[Entries start]

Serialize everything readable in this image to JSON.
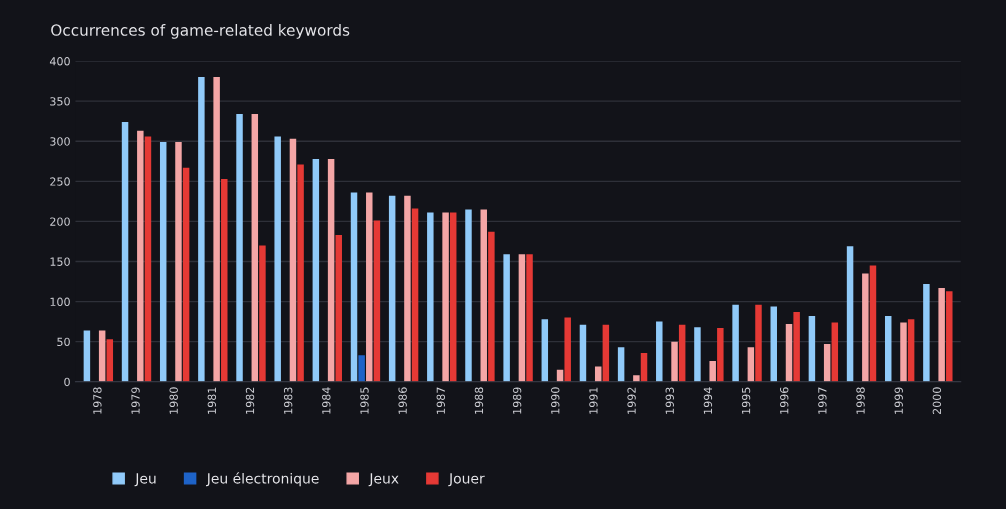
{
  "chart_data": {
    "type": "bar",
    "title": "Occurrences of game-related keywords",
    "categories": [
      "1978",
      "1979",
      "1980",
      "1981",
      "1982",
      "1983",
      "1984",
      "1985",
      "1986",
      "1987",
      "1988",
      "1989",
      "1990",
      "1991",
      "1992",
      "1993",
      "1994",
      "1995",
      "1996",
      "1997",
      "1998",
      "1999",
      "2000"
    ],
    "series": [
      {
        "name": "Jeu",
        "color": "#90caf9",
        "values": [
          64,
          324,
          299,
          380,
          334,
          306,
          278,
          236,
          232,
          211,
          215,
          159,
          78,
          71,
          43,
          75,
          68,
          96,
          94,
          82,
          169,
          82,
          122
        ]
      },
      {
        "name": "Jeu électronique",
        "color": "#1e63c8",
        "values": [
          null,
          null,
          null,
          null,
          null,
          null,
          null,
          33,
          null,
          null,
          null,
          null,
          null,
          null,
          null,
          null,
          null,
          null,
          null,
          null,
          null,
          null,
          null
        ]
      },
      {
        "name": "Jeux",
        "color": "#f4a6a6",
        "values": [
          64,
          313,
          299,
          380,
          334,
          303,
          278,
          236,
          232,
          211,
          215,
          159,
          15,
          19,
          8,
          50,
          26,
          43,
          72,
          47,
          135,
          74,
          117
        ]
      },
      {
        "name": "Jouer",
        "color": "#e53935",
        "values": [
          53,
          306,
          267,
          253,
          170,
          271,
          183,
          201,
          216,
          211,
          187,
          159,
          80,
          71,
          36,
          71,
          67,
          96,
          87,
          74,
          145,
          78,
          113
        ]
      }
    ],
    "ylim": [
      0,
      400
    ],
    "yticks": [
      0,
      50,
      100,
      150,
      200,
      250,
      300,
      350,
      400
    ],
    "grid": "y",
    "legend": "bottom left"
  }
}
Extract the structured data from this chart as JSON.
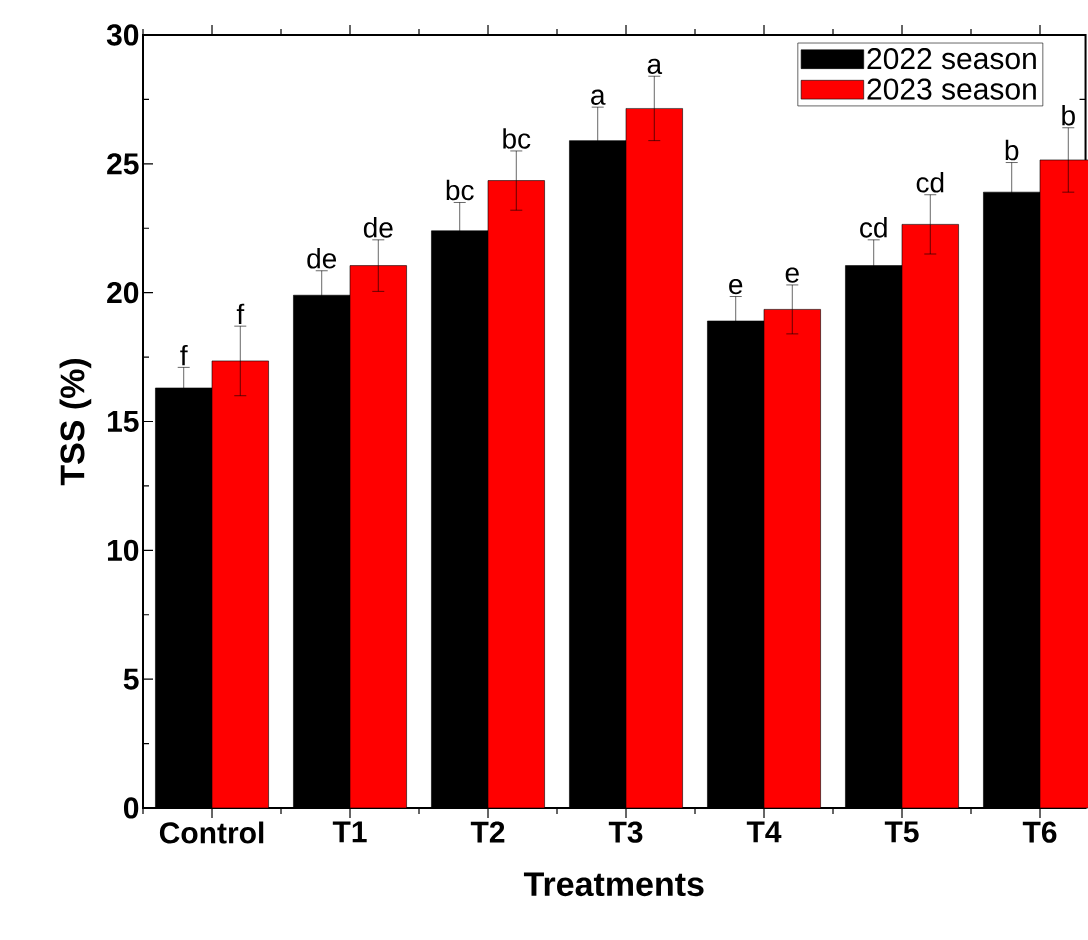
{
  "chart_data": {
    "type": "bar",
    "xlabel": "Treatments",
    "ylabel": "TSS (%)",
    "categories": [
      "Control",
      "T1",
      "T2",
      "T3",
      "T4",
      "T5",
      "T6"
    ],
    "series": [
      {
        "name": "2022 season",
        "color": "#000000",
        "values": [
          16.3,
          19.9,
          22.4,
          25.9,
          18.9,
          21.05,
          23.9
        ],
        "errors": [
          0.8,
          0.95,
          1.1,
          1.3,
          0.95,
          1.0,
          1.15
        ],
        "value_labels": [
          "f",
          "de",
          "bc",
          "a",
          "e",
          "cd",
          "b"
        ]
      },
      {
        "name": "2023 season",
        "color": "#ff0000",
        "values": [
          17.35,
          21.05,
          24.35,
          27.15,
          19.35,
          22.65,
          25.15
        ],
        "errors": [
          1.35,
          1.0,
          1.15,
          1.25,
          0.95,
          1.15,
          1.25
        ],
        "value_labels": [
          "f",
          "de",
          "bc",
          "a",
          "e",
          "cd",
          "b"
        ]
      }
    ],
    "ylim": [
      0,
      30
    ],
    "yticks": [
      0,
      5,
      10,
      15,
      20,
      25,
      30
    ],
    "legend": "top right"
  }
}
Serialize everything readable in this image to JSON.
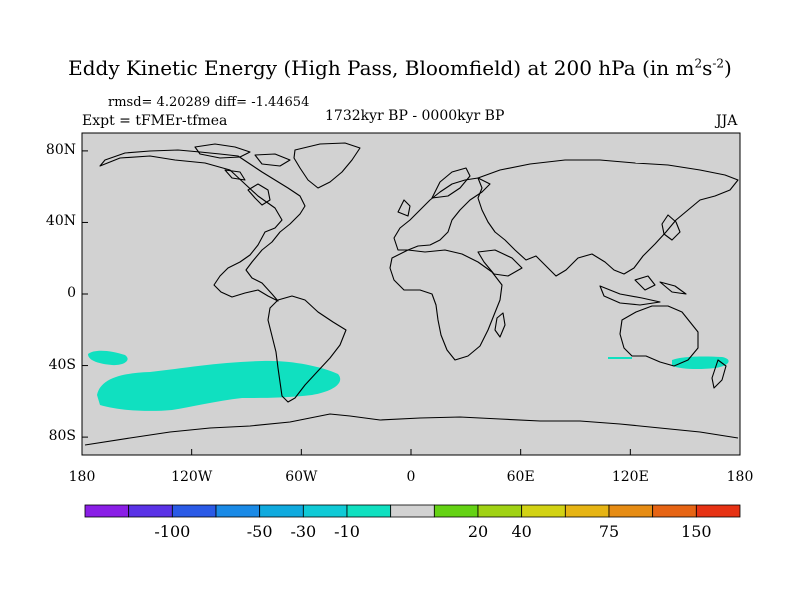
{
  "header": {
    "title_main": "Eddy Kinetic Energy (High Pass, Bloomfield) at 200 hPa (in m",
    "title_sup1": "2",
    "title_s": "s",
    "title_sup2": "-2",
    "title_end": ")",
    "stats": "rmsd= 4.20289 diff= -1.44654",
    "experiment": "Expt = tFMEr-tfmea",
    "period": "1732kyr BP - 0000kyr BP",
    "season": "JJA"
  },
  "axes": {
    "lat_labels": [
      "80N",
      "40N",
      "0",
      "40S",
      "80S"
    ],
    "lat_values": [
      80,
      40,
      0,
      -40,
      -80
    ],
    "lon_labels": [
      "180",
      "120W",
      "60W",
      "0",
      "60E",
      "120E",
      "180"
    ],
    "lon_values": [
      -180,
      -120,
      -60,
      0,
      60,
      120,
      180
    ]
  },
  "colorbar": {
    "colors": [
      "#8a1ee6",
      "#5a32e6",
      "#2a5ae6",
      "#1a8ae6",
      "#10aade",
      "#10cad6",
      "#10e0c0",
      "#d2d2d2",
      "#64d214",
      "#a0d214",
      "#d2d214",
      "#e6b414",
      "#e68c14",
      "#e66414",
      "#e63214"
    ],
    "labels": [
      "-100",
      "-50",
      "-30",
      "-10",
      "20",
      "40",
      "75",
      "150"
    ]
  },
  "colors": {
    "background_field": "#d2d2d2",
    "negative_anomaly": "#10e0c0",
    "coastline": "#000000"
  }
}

[Entries end]
[Entries start]

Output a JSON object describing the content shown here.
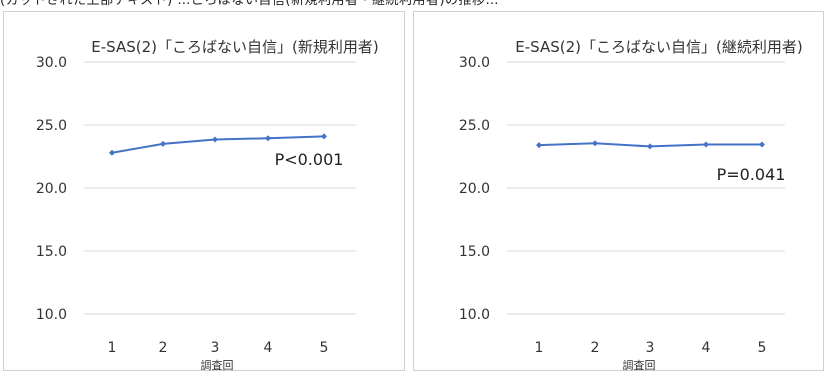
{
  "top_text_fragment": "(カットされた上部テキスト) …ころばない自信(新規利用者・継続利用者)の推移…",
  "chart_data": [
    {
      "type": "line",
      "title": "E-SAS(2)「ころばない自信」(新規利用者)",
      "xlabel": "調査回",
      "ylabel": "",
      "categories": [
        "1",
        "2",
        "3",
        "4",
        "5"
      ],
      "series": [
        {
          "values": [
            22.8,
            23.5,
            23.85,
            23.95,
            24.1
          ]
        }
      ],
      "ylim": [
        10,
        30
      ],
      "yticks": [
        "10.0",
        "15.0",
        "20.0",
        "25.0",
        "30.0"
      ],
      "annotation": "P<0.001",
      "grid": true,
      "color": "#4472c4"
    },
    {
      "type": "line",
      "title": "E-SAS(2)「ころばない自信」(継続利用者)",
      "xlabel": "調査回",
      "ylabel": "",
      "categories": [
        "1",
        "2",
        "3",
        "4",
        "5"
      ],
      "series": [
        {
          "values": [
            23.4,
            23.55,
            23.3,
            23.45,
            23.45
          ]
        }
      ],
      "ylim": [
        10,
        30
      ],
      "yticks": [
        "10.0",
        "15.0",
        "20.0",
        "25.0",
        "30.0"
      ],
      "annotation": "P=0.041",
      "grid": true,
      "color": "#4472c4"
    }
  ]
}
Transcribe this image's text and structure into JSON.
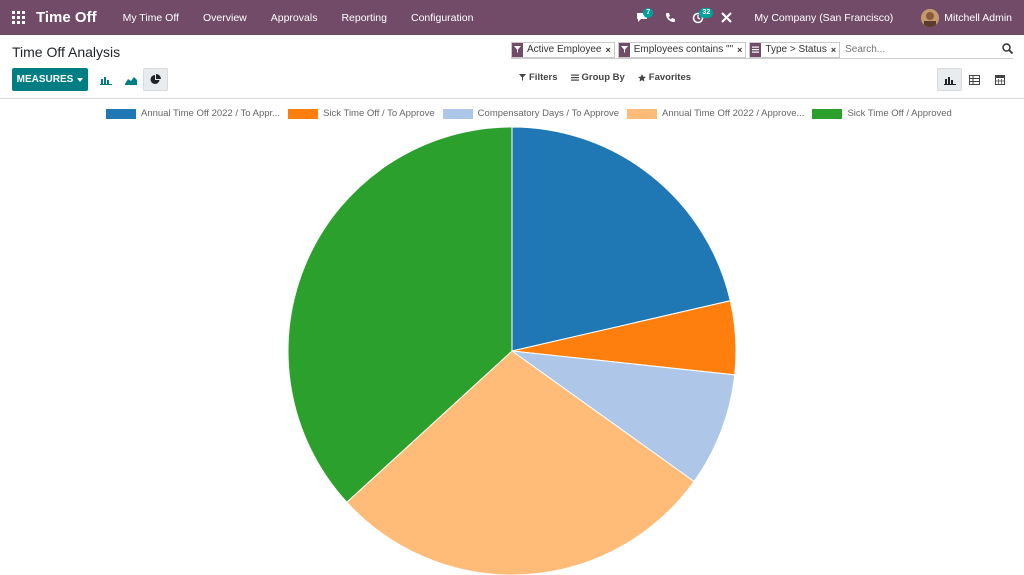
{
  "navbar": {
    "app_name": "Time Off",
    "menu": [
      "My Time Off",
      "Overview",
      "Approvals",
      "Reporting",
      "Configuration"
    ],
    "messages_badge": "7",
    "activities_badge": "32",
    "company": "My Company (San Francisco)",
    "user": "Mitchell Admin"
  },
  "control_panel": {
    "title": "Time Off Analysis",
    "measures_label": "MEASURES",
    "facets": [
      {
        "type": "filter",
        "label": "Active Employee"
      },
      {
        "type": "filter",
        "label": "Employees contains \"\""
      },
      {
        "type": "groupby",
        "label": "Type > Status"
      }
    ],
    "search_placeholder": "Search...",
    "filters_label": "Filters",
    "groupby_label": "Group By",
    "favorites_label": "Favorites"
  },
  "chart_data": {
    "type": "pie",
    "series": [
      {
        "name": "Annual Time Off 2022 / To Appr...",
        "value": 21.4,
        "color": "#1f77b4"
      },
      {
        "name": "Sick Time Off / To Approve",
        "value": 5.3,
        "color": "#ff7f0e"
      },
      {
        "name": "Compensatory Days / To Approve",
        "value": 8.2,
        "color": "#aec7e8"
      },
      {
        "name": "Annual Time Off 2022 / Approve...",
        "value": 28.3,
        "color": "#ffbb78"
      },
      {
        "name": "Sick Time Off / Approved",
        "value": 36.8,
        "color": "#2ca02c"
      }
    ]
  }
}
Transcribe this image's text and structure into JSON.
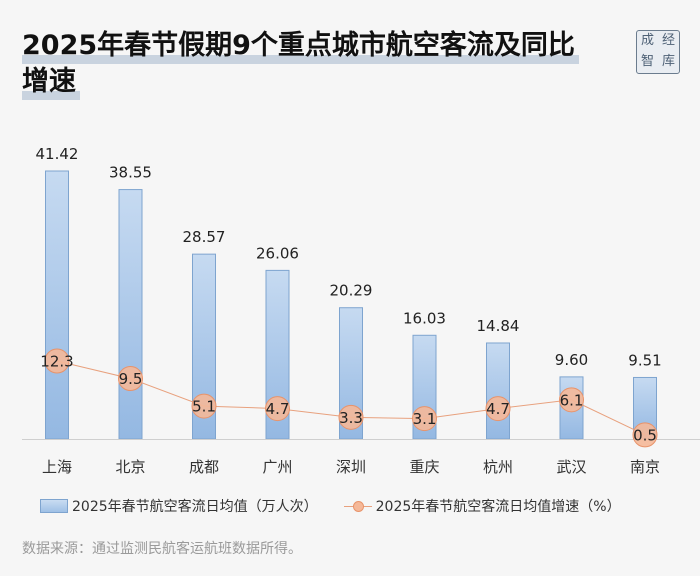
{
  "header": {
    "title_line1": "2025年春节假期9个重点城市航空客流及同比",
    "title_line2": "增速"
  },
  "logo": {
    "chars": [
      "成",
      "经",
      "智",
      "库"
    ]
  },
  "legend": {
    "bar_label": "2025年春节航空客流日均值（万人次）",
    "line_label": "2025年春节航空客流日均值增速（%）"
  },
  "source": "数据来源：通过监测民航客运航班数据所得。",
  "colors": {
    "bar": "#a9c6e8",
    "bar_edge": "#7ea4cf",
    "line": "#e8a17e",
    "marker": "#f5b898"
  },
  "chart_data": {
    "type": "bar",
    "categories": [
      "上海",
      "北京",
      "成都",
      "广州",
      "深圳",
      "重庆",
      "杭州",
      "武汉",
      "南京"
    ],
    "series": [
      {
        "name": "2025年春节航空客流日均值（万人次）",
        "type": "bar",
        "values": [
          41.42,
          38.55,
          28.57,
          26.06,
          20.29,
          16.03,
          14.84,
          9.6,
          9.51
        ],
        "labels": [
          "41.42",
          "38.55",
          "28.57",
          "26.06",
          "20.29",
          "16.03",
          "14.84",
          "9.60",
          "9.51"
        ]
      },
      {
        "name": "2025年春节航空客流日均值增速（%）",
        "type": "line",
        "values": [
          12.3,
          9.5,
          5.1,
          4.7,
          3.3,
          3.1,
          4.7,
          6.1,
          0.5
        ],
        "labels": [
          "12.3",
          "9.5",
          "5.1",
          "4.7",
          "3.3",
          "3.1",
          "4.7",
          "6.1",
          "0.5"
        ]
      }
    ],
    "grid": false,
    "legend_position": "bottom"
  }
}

[Entries end]
[Entries start]

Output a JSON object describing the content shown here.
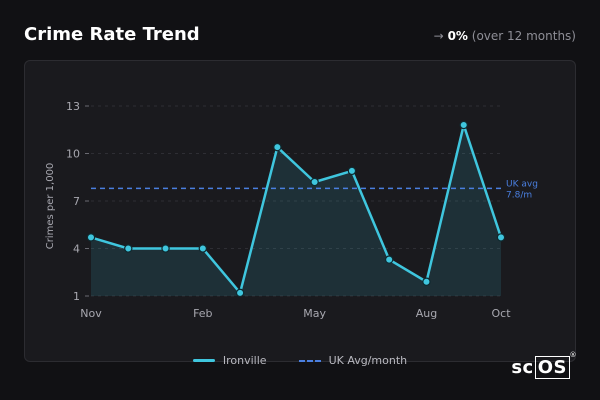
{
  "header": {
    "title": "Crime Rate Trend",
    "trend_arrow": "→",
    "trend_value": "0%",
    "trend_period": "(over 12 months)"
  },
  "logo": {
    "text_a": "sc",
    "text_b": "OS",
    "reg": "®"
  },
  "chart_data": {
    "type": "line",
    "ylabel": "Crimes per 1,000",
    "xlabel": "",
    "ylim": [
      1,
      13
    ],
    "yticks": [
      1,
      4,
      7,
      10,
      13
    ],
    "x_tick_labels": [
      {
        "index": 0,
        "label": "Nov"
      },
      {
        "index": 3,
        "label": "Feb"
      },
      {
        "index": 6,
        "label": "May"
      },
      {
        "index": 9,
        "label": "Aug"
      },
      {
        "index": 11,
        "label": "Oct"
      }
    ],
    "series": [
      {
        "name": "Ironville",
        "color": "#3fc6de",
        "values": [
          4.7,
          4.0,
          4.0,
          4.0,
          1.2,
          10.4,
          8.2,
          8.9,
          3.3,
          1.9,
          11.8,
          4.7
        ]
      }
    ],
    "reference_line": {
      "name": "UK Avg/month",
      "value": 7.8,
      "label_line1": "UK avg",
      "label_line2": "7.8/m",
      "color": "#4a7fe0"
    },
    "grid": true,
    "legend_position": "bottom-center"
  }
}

[Entries end]

- **Written exercise**:
Every line holding "grid" should be copied out.

- **The solution**:
    "grid": "y",
      "grid": true,
      "grid": true,
    "grid": false,
    "grid": true,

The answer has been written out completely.